(Stored records)
···

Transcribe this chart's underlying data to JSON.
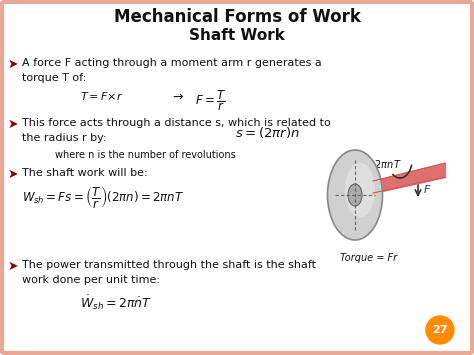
{
  "title1": "Mechanical Forms of Work",
  "title2": "Shaft Work",
  "bg_color": "#FFFFFF",
  "border_color": "#E8A898",
  "title_color": "#111111",
  "text_color": "#111111",
  "bullet_color": "#8B0000",
  "page_num": "27",
  "page_num_color": "#FF8C00",
  "shaft_color": "#E07070",
  "disk_color": "#C8C8C8",
  "disk_edge_color": "#999999"
}
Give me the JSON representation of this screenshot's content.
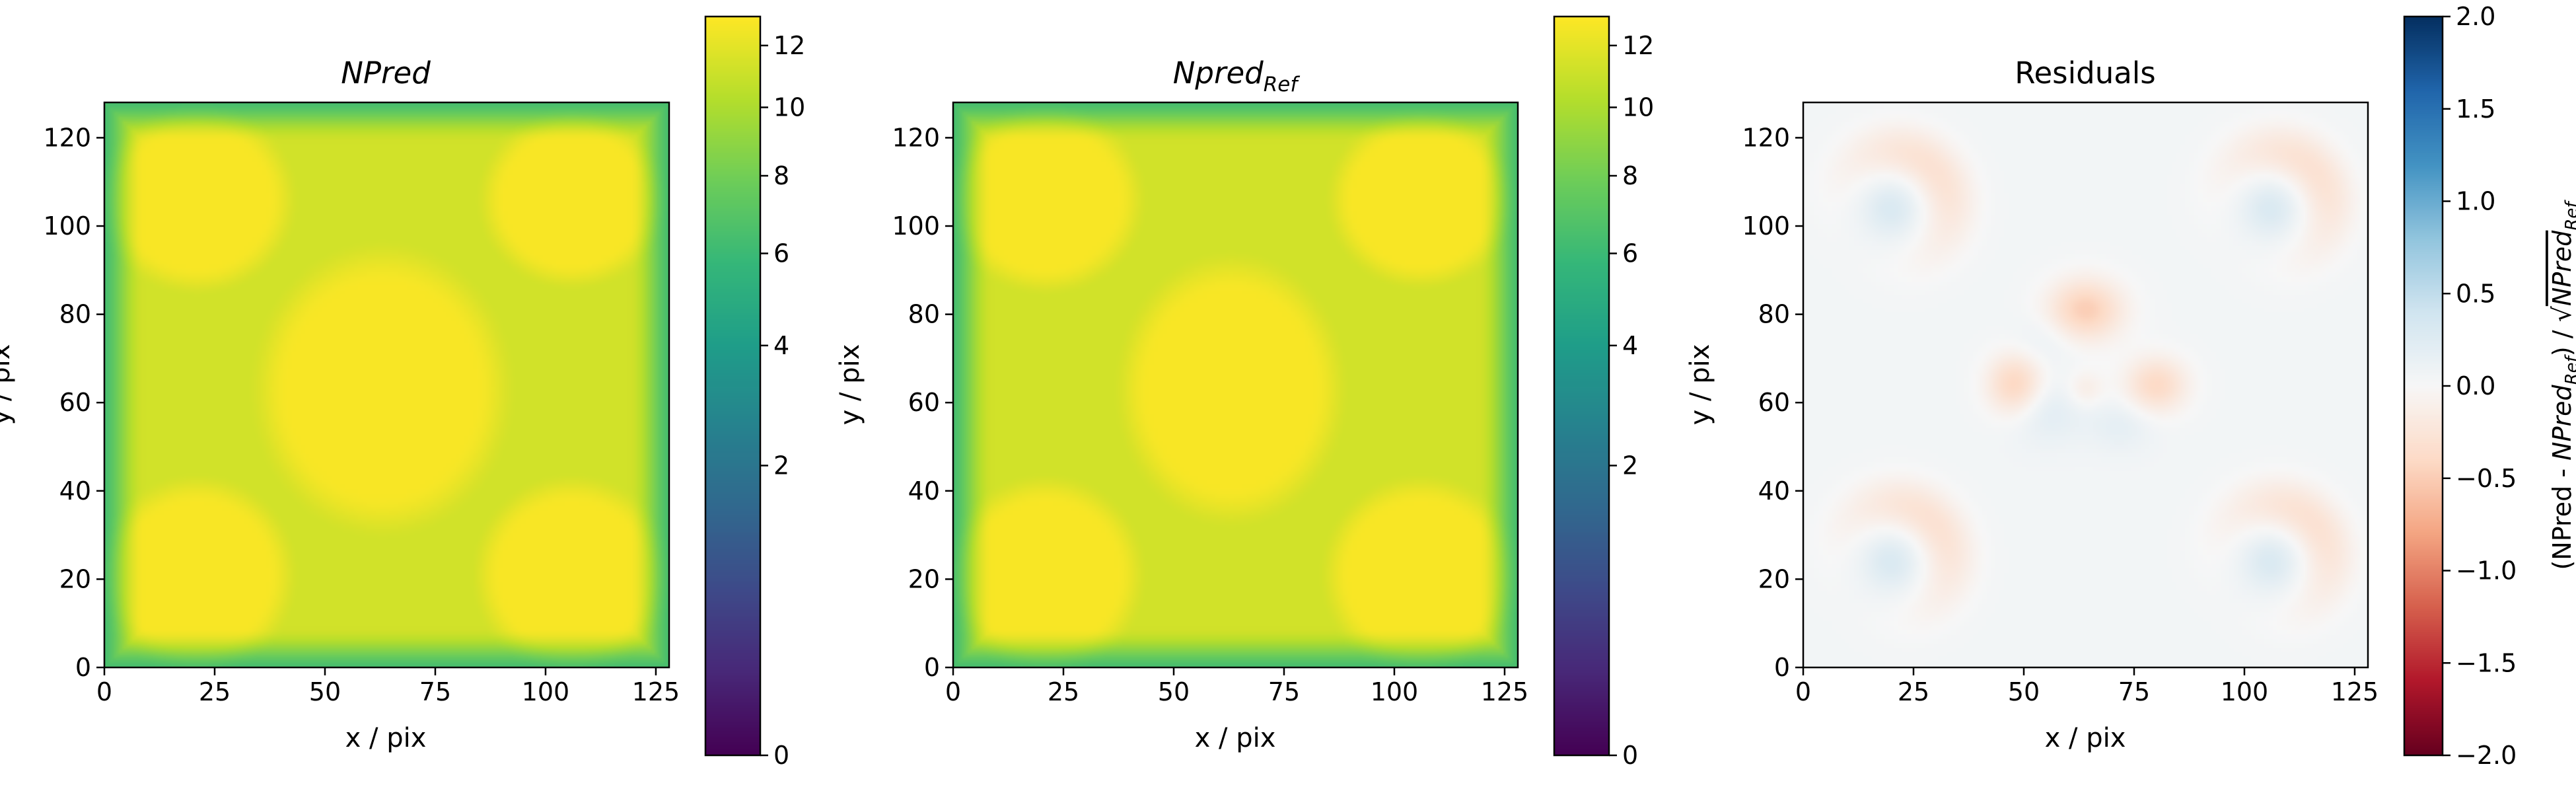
{
  "chart_data": [
    {
      "type": "heatmap",
      "title": "NPred",
      "title_style": "italic",
      "xlabel": "x / pix",
      "ylabel": "y / pix",
      "xlim": [
        0,
        128
      ],
      "ylim": [
        0,
        128
      ],
      "xticks": [
        0,
        25,
        50,
        75,
        100,
        125
      ],
      "yticks": [
        0,
        20,
        40,
        60,
        80,
        100,
        120
      ],
      "colormap": "viridis",
      "colorbar": {
        "scale": "sqrt",
        "range": [
          0,
          13
        ],
        "ticks": [
          0,
          2,
          4,
          6,
          8,
          10,
          12
        ],
        "label": ""
      },
      "field": {
        "background": 11.3,
        "blobs": [
          {
            "x": 21,
            "y": 106,
            "rx": 19,
            "ry": 18,
            "value": 12.8
          },
          {
            "x": 106,
            "y": 106,
            "rx": 18,
            "ry": 17,
            "value": 12.8
          },
          {
            "x": 21,
            "y": 21,
            "rx": 19,
            "ry": 19,
            "value": 12.8
          },
          {
            "x": 106,
            "y": 21,
            "rx": 19,
            "ry": 19,
            "value": 12.8
          },
          {
            "x": 63,
            "y": 63,
            "rx": 25,
            "ry": 28,
            "value": 12.8
          }
        ],
        "edge_falloff": true
      }
    },
    {
      "type": "heatmap",
      "title_main": "Npred",
      "title_sub": "Ref",
      "title_style": "italic",
      "xlabel": "x / pix",
      "ylabel": "y / pix",
      "xlim": [
        0,
        128
      ],
      "ylim": [
        0,
        128
      ],
      "xticks": [
        0,
        25,
        50,
        75,
        100,
        125
      ],
      "yticks": [
        0,
        20,
        40,
        60,
        80,
        100,
        120
      ],
      "colormap": "viridis",
      "colorbar": {
        "scale": "sqrt",
        "range": [
          0,
          13
        ],
        "ticks": [
          0,
          2,
          4,
          6,
          8,
          10,
          12
        ],
        "label": ""
      },
      "field": {
        "background": 11.3,
        "blobs": [
          {
            "x": 21,
            "y": 106,
            "rx": 19,
            "ry": 18,
            "value": 12.8
          },
          {
            "x": 106,
            "y": 106,
            "rx": 18,
            "ry": 17,
            "value": 12.8
          },
          {
            "x": 21,
            "y": 21,
            "rx": 19,
            "ry": 19,
            "value": 12.8
          },
          {
            "x": 106,
            "y": 21,
            "rx": 19,
            "ry": 19,
            "value": 12.8
          },
          {
            "x": 63,
            "y": 63,
            "rx": 22,
            "ry": 26,
            "value": 12.8
          }
        ],
        "edge_falloff": true
      }
    },
    {
      "type": "heatmap",
      "title": "Residuals",
      "title_style": "normal",
      "xlabel": "x / pix",
      "ylabel": "y / pix",
      "xlim": [
        0,
        128
      ],
      "ylim": [
        0,
        128
      ],
      "xticks": [
        0,
        25,
        50,
        75,
        100,
        125
      ],
      "yticks": [
        0,
        20,
        40,
        60,
        80,
        100,
        120
      ],
      "colormap": "RdBu",
      "colorbar": {
        "scale": "linear",
        "range": [
          -2.0,
          2.0
        ],
        "ticks": [
          -2.0,
          -1.5,
          -1.0,
          -0.5,
          0.0,
          0.5,
          1.0,
          1.5,
          2.0
        ],
        "tick_labels": [
          "−2.0",
          "−1.5",
          "−1.0",
          "−0.5",
          "0.0",
          "0.5",
          "1.0",
          "1.5",
          "2.0"
        ],
        "label_parts": [
          "(NPred - ",
          "NPred",
          "Ref",
          ") / √",
          "NPred",
          "Ref"
        ]
      },
      "field": {
        "background": 0.05,
        "bumps": [
          {
            "x": 64,
            "y": 81,
            "sx": 6,
            "sy": 5,
            "value": -0.55
          },
          {
            "x": 48,
            "y": 64,
            "sx": 4.5,
            "sy": 5,
            "value": -0.5
          },
          {
            "x": 80,
            "y": 64,
            "sx": 5,
            "sy": 4.5,
            "value": -0.45
          },
          {
            "x": 64,
            "y": 63,
            "sx": 3,
            "sy": 3,
            "value": -0.2
          },
          {
            "x": 55,
            "y": 58,
            "sx": 6,
            "sy": 5,
            "value": 0.18
          },
          {
            "x": 72,
            "y": 55,
            "sx": 5,
            "sy": 4,
            "value": 0.14
          },
          {
            "x": 55,
            "y": 74,
            "sx": 5,
            "sy": 4,
            "value": 0.1
          }
        ],
        "arcs": [
          {
            "x": 20,
            "y": 104,
            "r": 13,
            "w": 4.5,
            "ang": 45,
            "span": 95,
            "value": -0.35,
            "core": 0.25
          },
          {
            "x": 106,
            "y": 104,
            "r": 13,
            "w": 4.5,
            "ang": 45,
            "span": 95,
            "value": -0.35,
            "core": 0.25
          },
          {
            "x": 20,
            "y": 24,
            "r": 13,
            "w": 4.5,
            "ang": 45,
            "span": 95,
            "value": -0.35,
            "core": 0.25
          },
          {
            "x": 106,
            "y": 24,
            "r": 13,
            "w": 4.5,
            "ang": 45,
            "span": 95,
            "value": -0.35,
            "core": 0.25
          }
        ]
      }
    }
  ]
}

···

WHAT IS EXPECTED ▸ Your task is to list each line of the records with the word "JSON".

REPLY ▸
Transcribe this chart's underlying data to JSON.
Give me the JSON representation of this screenshot's content.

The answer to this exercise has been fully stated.